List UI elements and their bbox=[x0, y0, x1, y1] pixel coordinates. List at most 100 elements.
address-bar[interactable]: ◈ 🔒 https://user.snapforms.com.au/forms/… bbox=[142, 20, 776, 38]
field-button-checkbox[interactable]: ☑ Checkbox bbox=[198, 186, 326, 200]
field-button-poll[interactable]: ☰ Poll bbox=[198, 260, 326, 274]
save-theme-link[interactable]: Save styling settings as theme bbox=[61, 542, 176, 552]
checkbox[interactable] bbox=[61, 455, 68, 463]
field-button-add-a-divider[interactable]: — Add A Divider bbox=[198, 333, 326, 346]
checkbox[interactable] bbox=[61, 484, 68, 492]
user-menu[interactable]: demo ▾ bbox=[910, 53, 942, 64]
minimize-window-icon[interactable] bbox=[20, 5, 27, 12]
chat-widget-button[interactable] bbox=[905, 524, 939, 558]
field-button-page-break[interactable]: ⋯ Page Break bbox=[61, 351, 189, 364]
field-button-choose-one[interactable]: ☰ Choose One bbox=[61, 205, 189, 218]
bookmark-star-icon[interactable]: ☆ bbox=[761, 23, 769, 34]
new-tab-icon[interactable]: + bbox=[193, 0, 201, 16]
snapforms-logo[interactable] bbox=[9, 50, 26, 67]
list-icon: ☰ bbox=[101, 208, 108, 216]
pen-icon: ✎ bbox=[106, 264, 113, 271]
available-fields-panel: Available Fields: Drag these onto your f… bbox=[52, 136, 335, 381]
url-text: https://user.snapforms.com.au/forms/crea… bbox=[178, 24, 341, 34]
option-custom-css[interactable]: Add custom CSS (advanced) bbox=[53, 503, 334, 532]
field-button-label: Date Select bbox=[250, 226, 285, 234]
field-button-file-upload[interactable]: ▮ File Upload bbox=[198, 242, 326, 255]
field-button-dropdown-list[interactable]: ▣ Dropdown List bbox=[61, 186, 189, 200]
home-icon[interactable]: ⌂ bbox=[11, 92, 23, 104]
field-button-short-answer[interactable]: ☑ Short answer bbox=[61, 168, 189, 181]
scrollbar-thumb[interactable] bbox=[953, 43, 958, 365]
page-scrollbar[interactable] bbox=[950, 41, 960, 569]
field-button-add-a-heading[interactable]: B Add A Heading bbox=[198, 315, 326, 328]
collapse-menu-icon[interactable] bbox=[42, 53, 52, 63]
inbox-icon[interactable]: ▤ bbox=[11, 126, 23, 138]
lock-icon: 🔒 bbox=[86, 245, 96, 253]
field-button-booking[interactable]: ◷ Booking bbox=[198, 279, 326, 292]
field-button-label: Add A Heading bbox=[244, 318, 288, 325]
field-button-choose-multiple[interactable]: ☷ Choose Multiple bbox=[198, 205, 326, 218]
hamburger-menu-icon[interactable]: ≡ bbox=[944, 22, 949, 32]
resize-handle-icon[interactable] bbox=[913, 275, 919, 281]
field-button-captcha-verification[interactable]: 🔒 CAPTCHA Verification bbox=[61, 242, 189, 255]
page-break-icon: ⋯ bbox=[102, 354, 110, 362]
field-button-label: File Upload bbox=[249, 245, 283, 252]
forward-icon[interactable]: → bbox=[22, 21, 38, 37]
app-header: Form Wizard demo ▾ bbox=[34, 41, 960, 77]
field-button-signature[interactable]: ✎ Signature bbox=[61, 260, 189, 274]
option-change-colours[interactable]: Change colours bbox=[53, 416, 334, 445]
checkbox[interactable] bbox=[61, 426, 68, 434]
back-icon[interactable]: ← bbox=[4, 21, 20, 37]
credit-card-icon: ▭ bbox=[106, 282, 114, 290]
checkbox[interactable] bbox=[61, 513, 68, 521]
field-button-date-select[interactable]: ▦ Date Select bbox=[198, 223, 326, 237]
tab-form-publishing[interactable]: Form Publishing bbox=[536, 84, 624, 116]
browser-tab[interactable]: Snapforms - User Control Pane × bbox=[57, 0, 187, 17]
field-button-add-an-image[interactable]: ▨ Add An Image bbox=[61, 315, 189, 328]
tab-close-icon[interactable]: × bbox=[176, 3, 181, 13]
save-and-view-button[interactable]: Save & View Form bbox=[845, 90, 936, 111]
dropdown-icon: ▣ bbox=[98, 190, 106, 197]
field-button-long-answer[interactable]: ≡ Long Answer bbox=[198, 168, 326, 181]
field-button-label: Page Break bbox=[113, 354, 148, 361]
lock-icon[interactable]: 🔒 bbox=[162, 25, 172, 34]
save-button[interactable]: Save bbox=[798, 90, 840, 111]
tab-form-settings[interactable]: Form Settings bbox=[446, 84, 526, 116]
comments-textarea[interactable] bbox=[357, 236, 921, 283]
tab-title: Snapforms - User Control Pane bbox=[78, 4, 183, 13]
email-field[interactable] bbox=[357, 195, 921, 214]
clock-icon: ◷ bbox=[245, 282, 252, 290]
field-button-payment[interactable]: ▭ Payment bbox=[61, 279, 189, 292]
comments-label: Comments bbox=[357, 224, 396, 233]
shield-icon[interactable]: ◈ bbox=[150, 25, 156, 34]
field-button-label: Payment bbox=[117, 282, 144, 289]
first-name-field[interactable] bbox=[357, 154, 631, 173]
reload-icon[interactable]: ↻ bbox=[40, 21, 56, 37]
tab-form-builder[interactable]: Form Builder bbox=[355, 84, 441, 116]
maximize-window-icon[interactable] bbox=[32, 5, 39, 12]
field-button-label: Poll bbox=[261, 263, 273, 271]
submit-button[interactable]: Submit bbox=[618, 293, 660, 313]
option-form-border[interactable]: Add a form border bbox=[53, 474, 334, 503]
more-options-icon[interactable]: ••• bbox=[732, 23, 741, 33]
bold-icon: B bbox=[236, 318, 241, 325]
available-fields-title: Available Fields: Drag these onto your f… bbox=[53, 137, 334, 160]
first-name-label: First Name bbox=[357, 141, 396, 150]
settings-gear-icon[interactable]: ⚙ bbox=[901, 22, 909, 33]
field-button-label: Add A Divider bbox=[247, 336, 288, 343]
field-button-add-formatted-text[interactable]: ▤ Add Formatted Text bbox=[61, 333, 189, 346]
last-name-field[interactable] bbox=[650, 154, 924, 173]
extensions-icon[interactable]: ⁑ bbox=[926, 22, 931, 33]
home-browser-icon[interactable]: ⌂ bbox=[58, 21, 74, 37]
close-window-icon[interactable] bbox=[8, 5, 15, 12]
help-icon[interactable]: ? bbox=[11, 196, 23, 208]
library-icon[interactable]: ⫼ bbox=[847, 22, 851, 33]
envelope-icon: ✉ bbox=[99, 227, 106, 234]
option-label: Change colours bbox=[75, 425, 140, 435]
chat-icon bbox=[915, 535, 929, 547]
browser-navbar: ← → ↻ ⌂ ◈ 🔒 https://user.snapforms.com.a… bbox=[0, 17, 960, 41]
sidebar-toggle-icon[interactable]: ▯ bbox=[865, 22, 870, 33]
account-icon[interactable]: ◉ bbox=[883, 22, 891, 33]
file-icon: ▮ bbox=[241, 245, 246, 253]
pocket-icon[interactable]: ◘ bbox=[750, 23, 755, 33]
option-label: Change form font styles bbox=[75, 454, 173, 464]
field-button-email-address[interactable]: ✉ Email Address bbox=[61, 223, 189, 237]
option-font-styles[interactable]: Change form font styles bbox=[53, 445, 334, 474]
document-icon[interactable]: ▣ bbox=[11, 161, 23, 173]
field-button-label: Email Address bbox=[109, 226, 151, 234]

__Stated problem__
Repeat the data verbatim, from the first line through the line that contains "field-button-dropdown-list[interactable]: ▣ Dropdown", both ends included.

__Solution__
List UI elements and their bbox=[x0, y0, x1, y1] pixel coordinates. List at most 100 elements.
address-bar[interactable]: ◈ 🔒 https://user.snapforms.com.au/forms/… bbox=[142, 20, 776, 38]
field-button-checkbox[interactable]: ☑ Checkbox bbox=[198, 186, 326, 200]
field-button-poll[interactable]: ☰ Poll bbox=[198, 260, 326, 274]
save-theme-link[interactable]: Save styling settings as theme bbox=[61, 542, 176, 552]
checkbox[interactable] bbox=[61, 455, 68, 463]
field-button-add-a-divider[interactable]: — Add A Divider bbox=[198, 333, 326, 346]
checkbox[interactable] bbox=[61, 484, 68, 492]
user-menu[interactable]: demo ▾ bbox=[910, 53, 942, 64]
minimize-window-icon[interactable] bbox=[20, 5, 27, 12]
chat-widget-button[interactable] bbox=[905, 524, 939, 558]
field-button-page-break[interactable]: ⋯ Page Break bbox=[61, 351, 189, 364]
field-button-choose-one[interactable]: ☰ Choose One bbox=[61, 205, 189, 218]
bookmark-star-icon[interactable]: ☆ bbox=[761, 23, 769, 34]
new-tab-icon[interactable]: + bbox=[193, 0, 201, 16]
snapforms-logo[interactable] bbox=[9, 50, 26, 67]
list-icon: ☰ bbox=[101, 208, 108, 216]
pen-icon: ✎ bbox=[106, 264, 113, 271]
available-fields-panel: Available Fields: Drag these onto your f… bbox=[52, 136, 335, 381]
url-text: https://user.snapforms.com.au/forms/crea… bbox=[178, 24, 341, 34]
option-custom-css[interactable]: Add custom CSS (advanced) bbox=[53, 503, 334, 532]
field-button-label: Date Select bbox=[250, 226, 285, 234]
field-button-file-upload[interactable]: ▮ File Upload bbox=[198, 242, 326, 255]
field-button-dropdown-list[interactable]: ▣ Dropdown List bbox=[61, 186, 189, 200]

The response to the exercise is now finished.